* [Listed records]:

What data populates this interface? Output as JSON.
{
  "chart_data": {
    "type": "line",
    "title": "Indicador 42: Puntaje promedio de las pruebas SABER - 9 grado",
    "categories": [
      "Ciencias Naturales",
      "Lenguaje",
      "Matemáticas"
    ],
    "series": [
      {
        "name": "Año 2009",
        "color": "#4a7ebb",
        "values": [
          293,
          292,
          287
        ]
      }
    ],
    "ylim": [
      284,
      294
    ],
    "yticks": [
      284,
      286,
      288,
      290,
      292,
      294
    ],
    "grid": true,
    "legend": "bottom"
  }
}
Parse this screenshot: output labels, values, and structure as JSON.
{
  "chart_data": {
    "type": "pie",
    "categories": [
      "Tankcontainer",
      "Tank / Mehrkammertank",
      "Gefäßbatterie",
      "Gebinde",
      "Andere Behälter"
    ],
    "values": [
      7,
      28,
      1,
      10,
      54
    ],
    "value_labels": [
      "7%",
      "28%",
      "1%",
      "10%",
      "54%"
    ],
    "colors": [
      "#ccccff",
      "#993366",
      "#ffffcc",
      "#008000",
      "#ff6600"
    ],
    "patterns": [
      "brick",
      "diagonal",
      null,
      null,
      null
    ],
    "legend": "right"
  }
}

* [Instruction]: Go through the material above and copy each line that has the word "values".

* [Final result]:
        "values": [
Parse this screenshot: output labels, values, and structure as JSON.
    "values": [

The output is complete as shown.